## DIRECTION
Rewrite every one of the entries below as a Markdown table with two columns, Number and Entry. Put each line's row number under Number and the line itself under Entry, and leave out any blank lines.
===
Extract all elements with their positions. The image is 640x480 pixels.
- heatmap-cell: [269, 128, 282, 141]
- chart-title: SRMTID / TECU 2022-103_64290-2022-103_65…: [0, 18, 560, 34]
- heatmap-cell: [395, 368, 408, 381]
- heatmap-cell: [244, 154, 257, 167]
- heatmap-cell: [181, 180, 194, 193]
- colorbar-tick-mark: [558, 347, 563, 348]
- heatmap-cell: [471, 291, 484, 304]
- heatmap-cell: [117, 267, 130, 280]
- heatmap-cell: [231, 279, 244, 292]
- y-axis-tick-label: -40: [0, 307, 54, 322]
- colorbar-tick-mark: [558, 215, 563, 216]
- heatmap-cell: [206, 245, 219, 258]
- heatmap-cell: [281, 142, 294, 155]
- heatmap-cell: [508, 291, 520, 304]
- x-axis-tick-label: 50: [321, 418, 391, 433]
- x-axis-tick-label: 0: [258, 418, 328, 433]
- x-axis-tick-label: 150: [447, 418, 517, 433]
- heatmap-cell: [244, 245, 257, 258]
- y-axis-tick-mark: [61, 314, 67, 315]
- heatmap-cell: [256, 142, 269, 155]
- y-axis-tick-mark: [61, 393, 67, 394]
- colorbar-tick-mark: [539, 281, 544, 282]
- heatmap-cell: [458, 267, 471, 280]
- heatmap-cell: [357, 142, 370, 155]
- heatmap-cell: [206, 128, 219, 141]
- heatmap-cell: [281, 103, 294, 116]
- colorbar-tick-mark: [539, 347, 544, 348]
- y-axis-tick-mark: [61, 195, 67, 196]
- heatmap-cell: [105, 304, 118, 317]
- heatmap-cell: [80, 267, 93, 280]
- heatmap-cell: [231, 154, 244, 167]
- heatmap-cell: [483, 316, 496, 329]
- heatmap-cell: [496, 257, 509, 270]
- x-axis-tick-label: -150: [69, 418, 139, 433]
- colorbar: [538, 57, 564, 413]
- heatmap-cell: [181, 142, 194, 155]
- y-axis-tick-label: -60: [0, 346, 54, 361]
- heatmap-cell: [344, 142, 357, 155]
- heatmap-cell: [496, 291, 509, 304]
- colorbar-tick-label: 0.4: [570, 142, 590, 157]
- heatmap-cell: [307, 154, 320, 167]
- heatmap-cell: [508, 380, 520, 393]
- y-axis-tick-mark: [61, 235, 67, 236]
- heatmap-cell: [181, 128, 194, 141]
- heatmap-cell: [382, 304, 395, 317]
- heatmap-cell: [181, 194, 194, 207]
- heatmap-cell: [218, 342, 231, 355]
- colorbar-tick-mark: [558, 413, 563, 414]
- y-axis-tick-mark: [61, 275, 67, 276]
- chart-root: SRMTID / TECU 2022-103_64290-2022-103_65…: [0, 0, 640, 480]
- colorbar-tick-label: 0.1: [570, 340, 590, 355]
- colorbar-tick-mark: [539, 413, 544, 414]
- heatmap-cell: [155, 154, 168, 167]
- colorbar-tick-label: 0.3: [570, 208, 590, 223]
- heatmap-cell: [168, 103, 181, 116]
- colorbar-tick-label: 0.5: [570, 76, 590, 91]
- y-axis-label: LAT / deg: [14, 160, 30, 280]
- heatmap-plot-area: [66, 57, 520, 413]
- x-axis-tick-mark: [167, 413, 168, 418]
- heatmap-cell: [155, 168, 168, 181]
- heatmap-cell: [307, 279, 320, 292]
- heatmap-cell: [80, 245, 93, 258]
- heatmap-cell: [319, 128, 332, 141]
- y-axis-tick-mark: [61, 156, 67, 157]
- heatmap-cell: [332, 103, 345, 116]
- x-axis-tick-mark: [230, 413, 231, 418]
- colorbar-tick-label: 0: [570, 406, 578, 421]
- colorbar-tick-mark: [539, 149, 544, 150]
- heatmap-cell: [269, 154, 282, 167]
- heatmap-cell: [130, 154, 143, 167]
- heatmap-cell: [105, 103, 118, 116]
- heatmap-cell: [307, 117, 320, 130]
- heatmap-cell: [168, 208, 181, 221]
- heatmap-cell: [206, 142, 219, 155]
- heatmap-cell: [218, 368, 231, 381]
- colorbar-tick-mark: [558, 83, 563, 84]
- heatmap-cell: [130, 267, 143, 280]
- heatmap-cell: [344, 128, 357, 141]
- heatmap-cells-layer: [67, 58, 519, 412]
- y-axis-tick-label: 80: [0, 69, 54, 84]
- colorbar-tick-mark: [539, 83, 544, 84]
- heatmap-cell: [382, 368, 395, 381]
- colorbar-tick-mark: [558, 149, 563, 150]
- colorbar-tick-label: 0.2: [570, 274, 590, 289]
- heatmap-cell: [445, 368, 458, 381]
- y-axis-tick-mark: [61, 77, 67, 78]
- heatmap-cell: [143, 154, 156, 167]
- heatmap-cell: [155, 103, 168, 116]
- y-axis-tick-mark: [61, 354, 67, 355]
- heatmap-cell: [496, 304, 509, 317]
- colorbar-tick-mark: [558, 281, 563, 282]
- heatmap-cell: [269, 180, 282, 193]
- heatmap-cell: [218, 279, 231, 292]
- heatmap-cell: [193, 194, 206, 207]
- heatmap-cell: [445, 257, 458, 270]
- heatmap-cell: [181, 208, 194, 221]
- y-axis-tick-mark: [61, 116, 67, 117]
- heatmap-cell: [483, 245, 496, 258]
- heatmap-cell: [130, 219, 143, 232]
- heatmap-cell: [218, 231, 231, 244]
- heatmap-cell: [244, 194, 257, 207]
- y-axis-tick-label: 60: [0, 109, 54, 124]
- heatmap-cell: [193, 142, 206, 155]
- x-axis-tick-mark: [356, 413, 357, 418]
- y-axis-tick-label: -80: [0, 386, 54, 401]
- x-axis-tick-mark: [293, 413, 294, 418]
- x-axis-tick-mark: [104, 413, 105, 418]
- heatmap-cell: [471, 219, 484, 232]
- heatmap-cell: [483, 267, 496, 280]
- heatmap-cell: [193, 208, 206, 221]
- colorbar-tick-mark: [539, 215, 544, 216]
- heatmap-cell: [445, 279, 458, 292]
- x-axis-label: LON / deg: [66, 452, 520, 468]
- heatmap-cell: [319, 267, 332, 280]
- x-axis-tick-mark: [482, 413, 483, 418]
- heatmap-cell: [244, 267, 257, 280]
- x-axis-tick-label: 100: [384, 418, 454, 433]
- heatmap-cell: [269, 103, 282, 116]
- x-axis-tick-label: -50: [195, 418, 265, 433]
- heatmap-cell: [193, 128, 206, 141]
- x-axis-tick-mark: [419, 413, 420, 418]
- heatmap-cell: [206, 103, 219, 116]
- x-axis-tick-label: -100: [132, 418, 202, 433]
===
## PROBLEM SOLUTION
| Number | Entry |
|---|---|
| 1 | Extract all elements with their positions. The image is 640x480 pixels. |
| 2 | - heatmap-cell: [269, 128, 282, 141] |
| 3 | - chart-title: SRMTID / TECU 2022-103_64290-2022-103_65…: [0, 18, 560, 34] |
| 4 | - heatmap-cell: [395, 368, 408, 381] |
| 5 | - heatmap-cell: [244, 154, 257, 167] |
| 6 | - heatmap-cell: [181, 180, 194, 193] |
| 7 | - colorbar-tick-mark: [558, 347, 563, 348] |
| 8 | - heatmap-cell: [471, 291, 484, 304] |
| 9 | - heatmap-cell: [117, 267, 130, 280] |
| 10 | - heatmap-cell: [231, 279, 244, 292] |
| 11 | - y-axis-tick-label: -40: [0, 307, 54, 322] |
| 12 | - colorbar-tick-mark: [558, 215, 563, 216] |
| 13 | - heatmap-cell: [206, 245, 219, 258] |
| 14 | - heatmap-cell: [281, 142, 294, 155] |
| 15 | - heatmap-cell: [508, 291, 520, 304] |
| 16 | - x-axis-tick-label: 50: [321, 418, 391, 433] |
| 17 | - x-axis-tick-label: 0: [258, 418, 328, 433] |
| 18 | - x-axis-tick-label: 150: [447, 418, 517, 433] |
| 19 | - heatmap-cell: [244, 245, 257, 258] |
| 20 | - y-axis-tick-mark: [61, 314, 67, 315] |
| 21 | - heatmap-cell: [256, 142, 269, 155] |
| 22 | - y-axis-tick-mark: [61, 393, 67, 394] |
| 23 | - colorbar-tick-mark: [539, 281, 544, 282] |
| 24 | - heatmap-cell: [458, 267, 471, 280] |
| 25 | - heatmap-cell: [357, 142, 370, 155] |
| 26 | - heatmap-cell: [206, 128, 219, 141] |
| 27 | - heatmap-cell: [281, 103, 294, 116] |
| 28 | - colorbar-tick-mark: [539, 347, 544, 348] |
| 29 | - y-axis-tick-mark: [61, 195, 67, 196] |
| 30 | - heatmap-cell: [105, 304, 118, 317] |
| 31 | - heatmap-cell: [80, 267, 93, 280] |
| 32 | - heatmap-cell: [231, 154, 244, 167] |
| 33 | - heatmap-cell: [483, 316, 496, 329] |
| 34 | - heatmap-cell: [496, 257, 509, 270] |
| 35 | - x-axis-tick-label: -150: [69, 418, 139, 433] |
| 36 | - colorbar: [538, 57, 564, 413] |
| 37 | - heatmap-cell: [181, 142, 194, 155] |
| 38 | - y-axis-tick-label: -60: [0, 346, 54, 361] |
| 39 | - heatmap-cell: [344, 142, 357, 155] |
| 40 | - heatmap-cell: [496, 291, 509, 304] |
| 41 | - colorbar-tick-label: 0.4: [570, 142, 590, 157] |
| 42 | - heatmap-cell: [307, 154, 320, 167] |
| 43 | - heatmap-cell: [508, 380, 520, 393] |
| 44 | - y-axis-tick-mark: [61, 235, 67, 236] |
| 45 | - heatmap-cell: [181, 128, 194, 141] |
| 46 | - heatmap-cell: [382, 304, 395, 317] |
| 47 | - heatmap-cell: [181, 194, 194, 207] |
| 48 | - heatmap-cell: [218, 342, 231, 355] |
| 49 | - colorbar-tick-mark: [558, 413, 563, 414] |
| 50 | - y-axis-tick-mark: [61, 275, 67, 276] |
| 51 | - chart-root: SRMTID / TECU 2022-103_64290-2022-103_65…: [0, 0, 640, 480] |
| 52 | - colorbar-tick-label: 0.1: [570, 340, 590, 355] |
| 53 | - colorbar-tick-mark: [539, 413, 544, 414] |
| 54 | - heatmap-cell: [155, 154, 168, 167] |
| 55 | - colorbar-tick-label: 0.3: [570, 208, 590, 223] |
| 56 | - heatmap-cell: [168, 103, 181, 116] |
| 57 | - colorbar-tick-label: 0.5: [570, 76, 590, 91] |
| 58 | - y-axis-label: LAT / deg: [14, 160, 30, 280] |
| 59 | - heatmap-plot-area: [66, 57, 520, 413] |
| 60 | - x-axis-tick-mark: [167, 413, 168, 418] |
| 61 | - heatmap-cell: [155, 168, 168, 181] |
| 62 | - heatmap-cell: [307, 279, 320, 292] |
| 63 | - heatmap-cell: [80, 245, 93, 258] |
| 64 | - heatmap-cell: [319, 128, 332, 141] |
| 65 | - y-axis-tick-mark: [61, 156, 67, 157] |
| 66 | - heatmap-cell: [332, 103, 345, 116] |
| 67 | - x-axis-tick-mark: [230, 413, 231, 418] |
| 68 | - colorbar-tick-label: 0: [570, 406, 578, 421] |
| 69 | - colorbar-tick-mark: [539, 149, 544, 150] |
| 70 | - heatmap-cell: [269, 154, 282, 167] |
| 71 | - heatmap-cell: [130, 154, 143, 167] |
| 72 | - heatmap-cell: [105, 103, 118, 116] |
| 73 | - heatmap-cell: [307, 117, 320, 130] |
| 74 | - heatmap-cell: [168, 208, 181, 221] |
| 75 | - heatmap-cell: [206, 142, 219, 155] |
| 76 | - heatmap-cell: [218, 368, 231, 381] |
| 77 | - colorbar-tick-mark: [558, 83, 563, 84] |
| 78 | - heatmap-cell: [130, 267, 143, 280] |
| 79 | - heatmap-cell: [344, 128, 357, 141] |
| 80 | - heatmap-cells-layer: [67, 58, 519, 412] |
| 81 | - y-axis-tick-label: 80: [0, 69, 54, 84] |
| 82 | - colorbar-tick-mark: [539, 83, 544, 84] |
| 83 | - heatmap-cell: [382, 368, 395, 381] |
| 84 | - colorbar-tick-mark: [558, 149, 563, 150] |
| 85 | - colorbar-tick-label: 0.2: [570, 274, 590, 289] |
| 86 | - heatmap-cell: [445, 368, 458, 381] |
| 87 | - y-axis-tick-mark: [61, 77, 67, 78] |
| 88 | - heatmap-cell: [143, 154, 156, 167] |
| 89 | - heatmap-cell: [155, 103, 168, 116] |
| 90 | - y-axis-tick-mark: [61, 354, 67, 355] |
| 91 | - heatmap-cell: [496, 304, 509, 317] |
| 92 | - colorbar-tick-mark: [558, 281, 563, 282] |
| 93 | - heatmap-cell: [269, 180, 282, 193] |
| 94 | - heatmap-cell: [218, 279, 231, 292] |
| 95 | - heatmap-cell: [193, 194, 206, 207] |
| 96 | - heatmap-cell: [445, 257, 458, 270] |
| 97 | - heatmap-cell: [181, 208, 194, 221] |
| 98 | - y-axis-tick-mark: [61, 116, 67, 117] |
| 99 | - heatmap-cell: [483, 245, 496, 258] |
| 100 | - heatmap-cell: [130, 219, 143, 232] |
| 101 | - heatmap-cell: [218, 231, 231, 244] |
| 102 | - heatmap-cell: [244, 194, 257, 207] |
| 103 | - y-axis-tick-label: 60: [0, 109, 54, 124] |
| 104 | - heatmap-cell: [193, 142, 206, 155] |
| 105 | - x-axis-tick-mark: [356, 413, 357, 418] |
| 106 | - y-axis-tick-label: -80: [0, 386, 54, 401] |
| 107 | - x-axis-tick-mark: [293, 413, 294, 418] |
| 108 | - x-axis-tick-mark: [104, 413, 105, 418] |
| 109 | - heatmap-cell: [471, 219, 484, 232] |
| 110 | - heatmap-cell: [483, 267, 496, 280] |
| 111 | - heatmap-cell: [193, 208, 206, 221] |
| 112 | - colorbar-tick-mark: [539, 215, 544, 216] |
| 113 | - heatmap-cell: [445, 279, 458, 292] |
| 114 | - x-axis-label: LON / deg: [66, 452, 520, 468] |
| 115 | - heatmap-cell: [319, 267, 332, 280] |
| 116 | - x-axis-tick-mark: [482, 413, 483, 418] |
| 117 | - heatmap-cell: [244, 267, 257, 280] |
| 118 | - x-axis-tick-label: 100: [384, 418, 454, 433] |
| 119 | - heatmap-cell: [269, 103, 282, 116] |
| 120 | - x-axis-tick-label: -50: [195, 418, 265, 433] |
| 121 | - heatmap-cell: [193, 128, 206, 141] |
| 122 | - x-axis-tick-mark: [419, 413, 420, 418] |
| 123 | - heatmap-cell: [206, 103, 219, 116] |
| 124 | - x-axis-tick-label: -100: [132, 418, 202, 433] |